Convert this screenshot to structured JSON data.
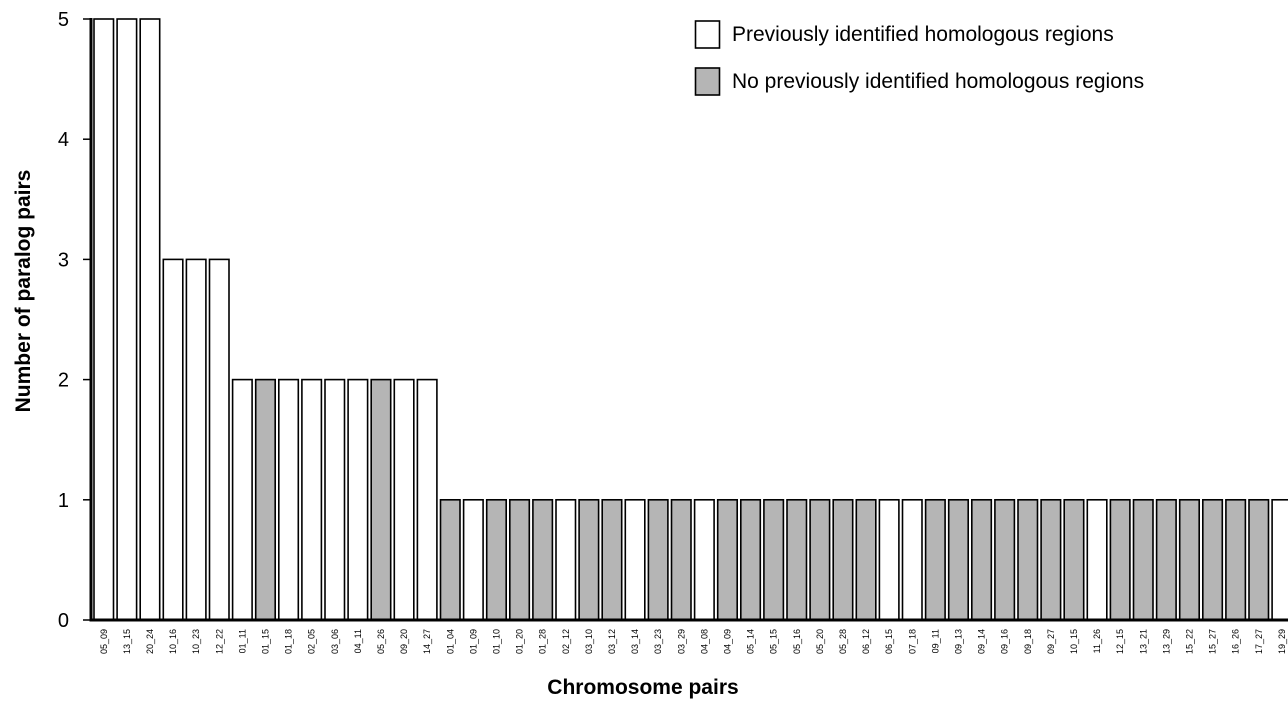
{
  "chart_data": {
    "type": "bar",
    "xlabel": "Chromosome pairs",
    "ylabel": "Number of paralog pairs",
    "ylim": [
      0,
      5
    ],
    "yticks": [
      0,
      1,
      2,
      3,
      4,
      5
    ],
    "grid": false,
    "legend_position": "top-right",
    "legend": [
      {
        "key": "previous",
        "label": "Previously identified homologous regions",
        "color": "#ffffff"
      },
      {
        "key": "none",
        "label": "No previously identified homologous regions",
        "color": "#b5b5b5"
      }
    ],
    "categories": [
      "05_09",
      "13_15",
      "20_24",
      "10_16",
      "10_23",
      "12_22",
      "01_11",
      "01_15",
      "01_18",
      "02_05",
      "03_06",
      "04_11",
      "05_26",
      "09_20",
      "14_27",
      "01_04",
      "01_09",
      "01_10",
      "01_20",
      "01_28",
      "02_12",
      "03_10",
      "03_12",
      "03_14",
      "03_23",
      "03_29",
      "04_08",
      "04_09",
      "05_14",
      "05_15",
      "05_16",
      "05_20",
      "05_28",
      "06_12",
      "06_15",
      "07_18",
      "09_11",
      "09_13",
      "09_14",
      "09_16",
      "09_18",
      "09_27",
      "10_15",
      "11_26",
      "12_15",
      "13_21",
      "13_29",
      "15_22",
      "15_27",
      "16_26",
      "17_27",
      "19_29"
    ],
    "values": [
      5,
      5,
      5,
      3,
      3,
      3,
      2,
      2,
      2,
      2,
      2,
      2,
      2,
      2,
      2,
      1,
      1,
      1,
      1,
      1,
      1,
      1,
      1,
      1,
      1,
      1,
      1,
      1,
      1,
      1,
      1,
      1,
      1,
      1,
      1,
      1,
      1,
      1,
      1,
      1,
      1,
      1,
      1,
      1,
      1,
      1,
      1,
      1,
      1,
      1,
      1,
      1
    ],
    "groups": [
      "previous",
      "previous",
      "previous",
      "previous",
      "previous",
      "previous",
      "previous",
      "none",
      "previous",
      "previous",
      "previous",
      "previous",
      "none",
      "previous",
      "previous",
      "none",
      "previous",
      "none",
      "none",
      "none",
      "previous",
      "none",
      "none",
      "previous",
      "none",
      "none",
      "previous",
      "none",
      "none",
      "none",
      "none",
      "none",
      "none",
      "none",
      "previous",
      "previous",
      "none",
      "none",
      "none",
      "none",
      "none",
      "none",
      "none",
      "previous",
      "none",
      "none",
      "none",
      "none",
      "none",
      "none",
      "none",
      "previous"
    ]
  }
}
====
— Required work —
A line counts if it holds the word "identified". Work out how many lines in the listing count, and give only that number.

— Solved exercise —
2